## What to do
Give every entry again, word for word.

========================================================================

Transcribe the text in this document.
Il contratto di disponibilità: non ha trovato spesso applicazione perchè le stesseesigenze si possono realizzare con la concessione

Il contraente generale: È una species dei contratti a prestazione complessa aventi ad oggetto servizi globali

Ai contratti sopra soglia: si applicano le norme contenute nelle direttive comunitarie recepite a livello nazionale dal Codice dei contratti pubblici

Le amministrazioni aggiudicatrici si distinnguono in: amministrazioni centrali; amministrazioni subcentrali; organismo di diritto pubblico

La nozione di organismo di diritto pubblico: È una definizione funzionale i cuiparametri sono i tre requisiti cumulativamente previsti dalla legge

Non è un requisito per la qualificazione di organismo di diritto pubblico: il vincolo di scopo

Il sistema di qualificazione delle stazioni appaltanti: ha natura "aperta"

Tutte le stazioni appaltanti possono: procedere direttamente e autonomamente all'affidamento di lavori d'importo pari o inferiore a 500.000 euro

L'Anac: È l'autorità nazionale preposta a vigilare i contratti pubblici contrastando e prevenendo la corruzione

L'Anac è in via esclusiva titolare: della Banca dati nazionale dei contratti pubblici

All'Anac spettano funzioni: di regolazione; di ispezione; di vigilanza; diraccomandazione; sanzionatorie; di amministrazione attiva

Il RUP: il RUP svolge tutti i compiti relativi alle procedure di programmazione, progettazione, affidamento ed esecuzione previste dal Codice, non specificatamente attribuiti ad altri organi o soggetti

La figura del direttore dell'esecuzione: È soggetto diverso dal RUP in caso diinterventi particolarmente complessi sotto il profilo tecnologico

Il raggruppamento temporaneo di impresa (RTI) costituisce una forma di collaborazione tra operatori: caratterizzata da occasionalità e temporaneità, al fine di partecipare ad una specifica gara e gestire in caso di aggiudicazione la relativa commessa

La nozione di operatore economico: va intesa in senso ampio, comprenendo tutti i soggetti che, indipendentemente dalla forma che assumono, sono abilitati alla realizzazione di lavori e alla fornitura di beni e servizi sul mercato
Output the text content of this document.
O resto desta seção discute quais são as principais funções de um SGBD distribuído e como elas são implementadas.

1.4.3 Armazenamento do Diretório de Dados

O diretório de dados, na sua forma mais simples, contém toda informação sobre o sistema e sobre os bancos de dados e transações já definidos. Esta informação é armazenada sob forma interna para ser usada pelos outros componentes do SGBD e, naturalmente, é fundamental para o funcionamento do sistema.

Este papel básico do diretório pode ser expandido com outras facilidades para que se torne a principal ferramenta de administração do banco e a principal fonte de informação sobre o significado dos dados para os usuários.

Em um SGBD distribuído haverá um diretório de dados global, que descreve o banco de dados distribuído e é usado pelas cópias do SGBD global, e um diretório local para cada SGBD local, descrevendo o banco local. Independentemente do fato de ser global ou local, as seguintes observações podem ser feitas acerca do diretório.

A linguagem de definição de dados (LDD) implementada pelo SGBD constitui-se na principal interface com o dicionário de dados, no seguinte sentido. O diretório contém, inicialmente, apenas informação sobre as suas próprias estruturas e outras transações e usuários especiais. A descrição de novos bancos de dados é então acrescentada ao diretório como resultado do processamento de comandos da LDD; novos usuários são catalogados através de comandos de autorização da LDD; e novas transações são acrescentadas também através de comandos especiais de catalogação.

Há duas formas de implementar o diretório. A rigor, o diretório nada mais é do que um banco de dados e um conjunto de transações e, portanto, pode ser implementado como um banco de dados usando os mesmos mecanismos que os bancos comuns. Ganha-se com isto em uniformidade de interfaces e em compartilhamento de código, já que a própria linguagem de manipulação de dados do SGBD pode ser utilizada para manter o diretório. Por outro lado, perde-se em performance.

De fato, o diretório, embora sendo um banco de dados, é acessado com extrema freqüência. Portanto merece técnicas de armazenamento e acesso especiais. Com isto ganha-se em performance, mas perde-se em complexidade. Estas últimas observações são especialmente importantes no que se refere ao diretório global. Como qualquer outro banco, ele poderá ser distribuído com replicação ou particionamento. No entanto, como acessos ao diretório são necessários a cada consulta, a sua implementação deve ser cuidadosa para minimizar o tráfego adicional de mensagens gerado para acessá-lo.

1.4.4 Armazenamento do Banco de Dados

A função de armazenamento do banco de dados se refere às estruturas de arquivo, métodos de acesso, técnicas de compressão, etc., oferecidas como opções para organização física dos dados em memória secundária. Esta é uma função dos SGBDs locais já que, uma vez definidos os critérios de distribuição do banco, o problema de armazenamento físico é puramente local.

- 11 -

========================================================================

## Problem solution
Transcribe the text in this document.
Il contratto di disponibilità: non ha trovato spesso applicazione perchè le stesseesigenze si possono realizzare con la concessione

Il contraente generale: È una species dei contratti a prestazione complessa aventi ad oggetto servizi globali

Ai contratti sopra soglia: si applicano le norme contenute nelle direttive comunitarie recepite a livello nazionale dal Codice dei contratti pubblici

Le amministrazioni aggiudicatrici si distinnguono in: amministrazioni centrali; amministrazioni subcentrali; organismo di diritto pubblico

La nozione di organismo di diritto pubblico: È una definizione funzionale i cuiparametri sono i tre requisiti cumulativamente previsti dalla legge

Non è un requisito per la qualificazione di organismo di diritto pubblico: il vincolo di scopo

Il sistema di qualificazione delle stazioni appaltanti: ha natura "aperta"

Tutte le stazioni appaltanti possono: procedere direttamente e autonomamente all'affidamento di lavori d'importo pari o inferiore a 500.000 euro

L'Anac: È l'autorità nazionale preposta a vigilare i contratti pubblici contrastando e prevenendo la corruzione

L'Anac è in via esclusiva titolare: della Banca dati nazionale dei contratti pubblici

All'Anac spettano funzioni: di regolazione; di ispezione; di vigilanza; diraccomandazione; sanzionatorie; di amministrazione attiva

Il RUP: il RUP svolge tutti i compiti relativi alle procedure di programmazione, progettazione, affidamento ed esecuzione previste dal Codice, non specificatamente attribuiti ad altri organi o soggetti

La figura del direttore dell'esecuzione: È soggetto diverso dal RUP in caso diinterventi particolarmente complessi sotto il profilo tecnologico

Il raggruppamento temporaneo di impresa (RTI) costituisce una forma di collaborazione tra operatori: caratterizzata da occasionalità e temporaneità, al fine di partecipare ad una specifica gara e gestire in caso di aggiudicazione la relativa commessa

La nozione di operatore economico: va intesa in senso ampio, comprenendo tutti i soggetti che, indipendentemente dalla forma che assumono, sono abilitati alla realizzazione di lavori e alla fornitura di beni e servizi sul mercato
Output the text content of this document.
O resto desta seção discute quais são as principais funções de um SGBD distribuído e como elas são implementadas.

1.4.3 Armazenamento do Diretório de Dados

O diretório de dados, na sua forma mais simples, contém toda informação sobre o sistema e sobre os bancos de dados e transações já definidos. Esta informação é armazenada sob forma interna para ser usada pelos outros componentes do SGBD e, naturalmente, é fundamental para o funcionamento do sistema.

Este papel básico do diretório pode ser expandido com outras facilidades para que se torne a principal ferramenta de administração do banco e a principal fonte de informação sobre o significado dos dados para os usuários.

Em um SGBD distribuído haverá um diretório de dados global, que descreve o banco de dados distribuído e é usado pelas cópias do SGBD global, e um diretório local para cada SGBD local, descrevendo o banco local. Independentemente do fato de ser global ou local, as seguintes observações podem ser feitas acerca do diretório.

A linguagem de definição de dados (LDD) implementada pelo SGBD constitui-se na principal interface com o dicionário de dados, no seguinte sentido. O diretório contém, inicialmente, apenas informação sobre as suas próprias estruturas e outras transações e usuários especiais. A descrição de novos bancos de dados é então acrescentada ao diretório como resultado do processamento de comandos da LDD; novos usuários são catalogados através de comandos de autorização da LDD; e novas transações são acrescentadas também através de comandos especiais de catalogação.

Há duas formas de implementar o diretório. A rigor, o diretório nada mais é do que um banco de dados e um conjunto de transações e, portanto, pode ser implementado como um banco de dados usando os mesmos mecanismos que os bancos comuns. Ganha-se com isto em uniformidade de interfaces e em compartilhamento de código, já que a própria linguagem de manipulação de dados do SGBD pode ser utilizada para manter o diretório. Por outro lado, perde-se em performance.

De fato, o diretório, embora sendo um banco de dados, é acessado com extrema freqüência. Portanto merece técnicas de armazenamento e acesso especiais. Com isto ganha-se em performance, mas perde-se em complexidade. Estas últimas observações são especialmente importantes no que se refere ao diretório global. Como qualquer outro banco, ele poderá ser distribuído com replicação ou particionamento. No entanto, como acessos ao diretório são necessários a cada consulta, a sua implementação deve ser cuidadosa para minimizar o tráfego adicional de mensagens gerado para acessá-lo.

1.4.4 Armazenamento do Banco de Dados

A função de armazenamento do banco de dados se refere às estruturas de arquivo, métodos de acesso, técnicas de compressão, etc., oferecidas como opções para organização física dos dados em memória secundária. Esta é uma função dos SGBDs locais já que, uma vez definidos os critérios de distribuição do banco, o problema de armazenamento físico é puramente local.

- 11 -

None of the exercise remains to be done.